- REQUEST -
Send each entry back exactly as given, pictures excluded.

(Records excerpted from a collection)
-- start --
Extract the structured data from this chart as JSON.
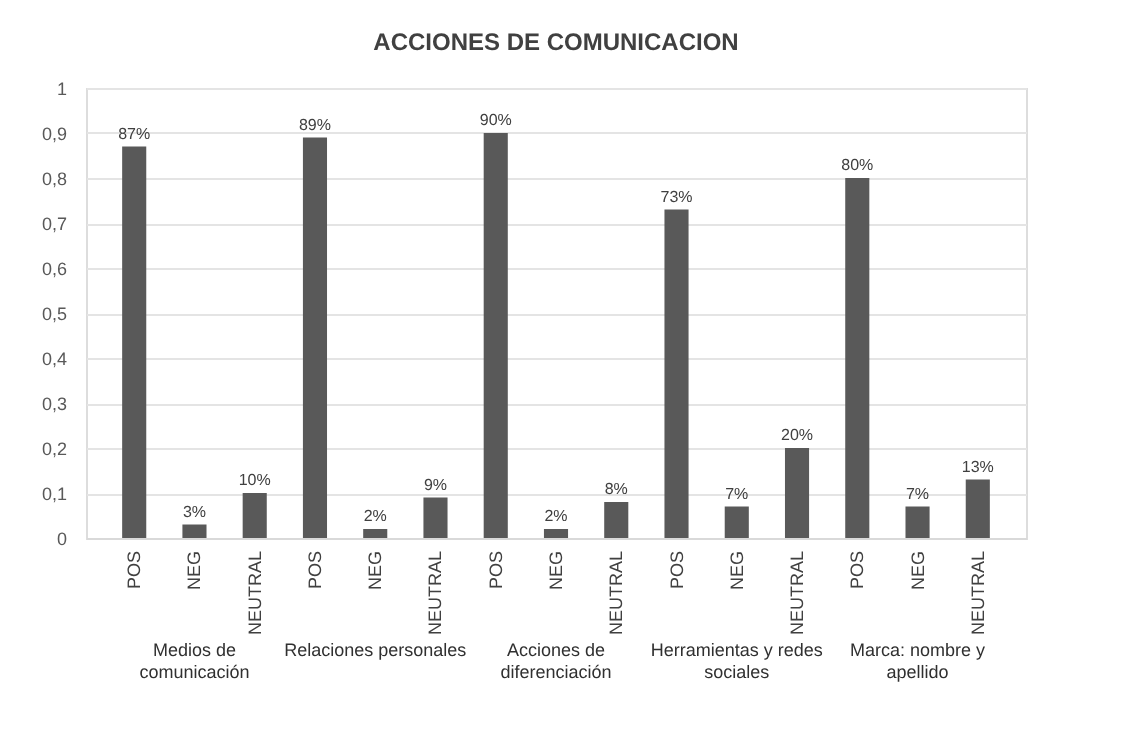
{
  "chart_data": {
    "type": "bar",
    "title": "ACCIONES DE COMUNICACION",
    "categories": [
      "POS",
      "NEG",
      "NEUTRAL",
      "POS",
      "NEG",
      "NEUTRAL",
      "POS",
      "NEG",
      "NEUTRAL",
      "POS",
      "NEG",
      "NEUTRAL",
      "POS",
      "NEG",
      "NEUTRAL"
    ],
    "values": [
      0.87,
      0.03,
      0.1,
      0.89,
      0.02,
      0.09,
      0.9,
      0.02,
      0.08,
      0.73,
      0.07,
      0.2,
      0.8,
      0.07,
      0.13
    ],
    "value_labels": [
      "87%",
      "3%",
      "10%",
      "89%",
      "2%",
      "9%",
      "90%",
      "2%",
      "8%",
      "73%",
      "7%",
      "20%",
      "80%",
      "7%",
      "13%"
    ],
    "color": "#595959",
    "ylim": [
      0,
      1
    ],
    "yticks": [
      0,
      {
        "value": 0.1,
        "label": "0,1"
      },
      {
        "value": 0.2,
        "label": "0,2"
      },
      {
        "value": 0.3,
        "label": "0,3"
      },
      {
        "value": 0.4,
        "label": "0,4"
      },
      {
        "value": 0.5,
        "label": "0,5"
      },
      {
        "value": 0.6,
        "label": "0,6"
      },
      {
        "value": 0.7,
        "label": "0,7"
      },
      {
        "value": 0.8,
        "label": "0,8"
      },
      {
        "value": 0.9,
        "label": "0,9"
      },
      1
    ],
    "grid": "y",
    "annotations": [
      "Medios  de comunicación",
      "Relaciones personales",
      "Acciones de diferenciación",
      "Herramientas y redes sociales",
      "Marca: nombre y apellido"
    ]
  }
}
-- end --
- CORRECT ANSWER -
Extract the structured data from this chart as JSON.
{
  "chart_data": {
    "type": "bar",
    "title": "ACCIONES DE COMUNICACION",
    "categories": [
      "POS",
      "NEG",
      "NEUTRAL",
      "POS",
      "NEG",
      "NEUTRAL",
      "POS",
      "NEG",
      "NEUTRAL",
      "POS",
      "NEG",
      "NEUTRAL",
      "POS",
      "NEG",
      "NEUTRAL"
    ],
    "values": [
      0.87,
      0.03,
      0.1,
      0.89,
      0.02,
      0.09,
      0.9,
      0.02,
      0.08,
      0.73,
      0.07,
      0.2,
      0.8,
      0.07,
      0.13
    ],
    "value_labels": [
      "87%",
      "3%",
      "10%",
      "89%",
      "2%",
      "9%",
      "90%",
      "2%",
      "8%",
      "73%",
      "7%",
      "20%",
      "80%",
      "7%",
      "13%"
    ],
    "color": "#595959",
    "ylim": [
      0,
      1
    ],
    "yticks": [
      0,
      {
        "value": 0.1,
        "label": "0,1"
      },
      {
        "value": 0.2,
        "label": "0,2"
      },
      {
        "value": 0.3,
        "label": "0,3"
      },
      {
        "value": 0.4,
        "label": "0,4"
      },
      {
        "value": 0.5,
        "label": "0,5"
      },
      {
        "value": 0.6,
        "label": "0,6"
      },
      {
        "value": 0.7,
        "label": "0,7"
      },
      {
        "value": 0.8,
        "label": "0,8"
      },
      {
        "value": 0.9,
        "label": "0,9"
      },
      1
    ],
    "grid": "y",
    "annotations": [
      "Medios  de comunicación",
      "Relaciones personales",
      "Acciones de diferenciación",
      "Herramientas y redes sociales",
      "Marca: nombre y apellido"
    ]
  }
}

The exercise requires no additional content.